Required work | Write out the listing beneath this instruction in its entirety, exactly as it reads.

##### Stored rows

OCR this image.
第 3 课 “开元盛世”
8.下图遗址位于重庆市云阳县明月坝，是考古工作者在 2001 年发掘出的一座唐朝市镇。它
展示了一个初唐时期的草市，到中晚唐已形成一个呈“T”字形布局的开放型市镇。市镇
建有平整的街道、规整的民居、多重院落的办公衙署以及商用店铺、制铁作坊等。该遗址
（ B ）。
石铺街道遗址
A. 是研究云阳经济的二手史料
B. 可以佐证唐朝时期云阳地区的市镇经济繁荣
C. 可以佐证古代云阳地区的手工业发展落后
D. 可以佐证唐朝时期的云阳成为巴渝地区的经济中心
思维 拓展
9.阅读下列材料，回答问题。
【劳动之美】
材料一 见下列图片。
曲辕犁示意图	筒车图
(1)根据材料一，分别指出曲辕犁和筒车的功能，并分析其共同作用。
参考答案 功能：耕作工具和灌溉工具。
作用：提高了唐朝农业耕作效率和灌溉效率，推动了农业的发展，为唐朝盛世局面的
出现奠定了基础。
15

##########

Written solution |
OCR this image.
第 3 课 “开元盛世”
8.下图遗址位于重庆市云阳县明月坝，是考古工作者在 2001 年发掘出的一座唐朝市镇。它
展示了一个初唐时期的草市，到中晚唐已形成一个呈“T”字形布局的开放型市镇。市镇
建有平整的街道、规整的民居、多重院落的办公衙署以及商用店铺、制铁作坊等。该遗址
（ B ）。
石铺街道遗址
A. 是研究云阳经济的二手史料
B. 可以佐证唐朝时期云阳地区的市镇经济繁荣
C. 可以佐证古代云阳地区的手工业发展落后
D. 可以佐证唐朝时期的云阳成为巴渝地区的经济中心
思维 拓展
9.阅读下列材料，回答问题。
【劳动之美】
材料一 见下列图片。
曲辕犁示意图	筒车图
(1)根据材料一，分别指出曲辕犁和筒车的功能，并分析其共同作用。
参考答案 功能：耕作工具和灌溉工具。
作用：提高了唐朝农业耕作效率和灌溉效率，推动了农业的发展，为唐朝盛世局面的
出现奠定了基础。
15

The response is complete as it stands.